◆ Exercise ◆
Copy every line of the listing that holds the string "What".

◆ Supplied information ◆

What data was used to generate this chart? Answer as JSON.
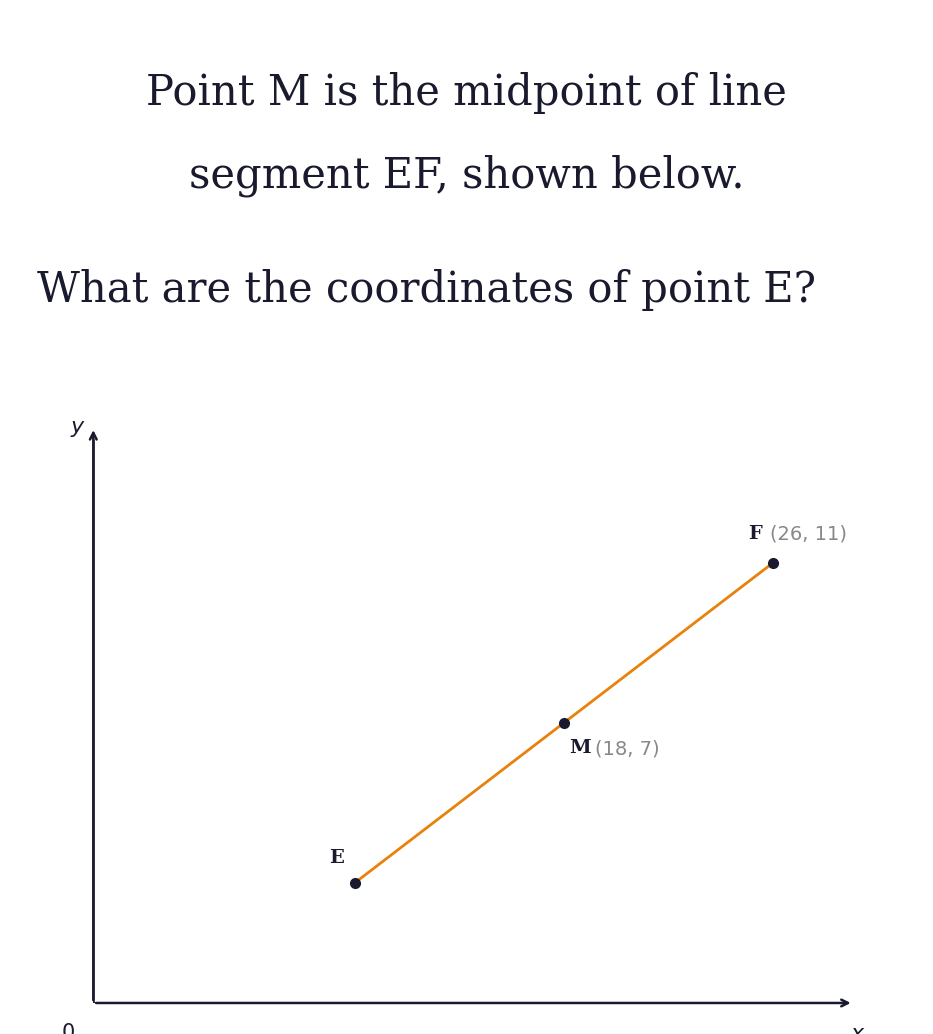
{
  "title_line1": "Point M is the midpoint of line",
  "title_line2": "segment EF, shown below.",
  "question": "What are the coordinates of point E?",
  "point_E": [
    10,
    3
  ],
  "point_M": [
    18,
    7
  ],
  "point_F": [
    26,
    11
  ],
  "line_color": "#E8820C",
  "point_color": "#1a1a2e",
  "axis_color": "#1a1a2e",
  "label_bold_color": "#1a1a2e",
  "label_gray_color": "#888888",
  "bg_color": "#ffffff",
  "title_color": "#1a1a2e",
  "xlim": [
    0,
    30
  ],
  "ylim": [
    0,
    15
  ],
  "title_fontsize": 30,
  "question_fontsize": 30,
  "label_fontsize": 14
}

◆ Response to this task ◆
What data was used to generate this chart? Answer as JSON.
  "question": "What are the coordinates of point E?",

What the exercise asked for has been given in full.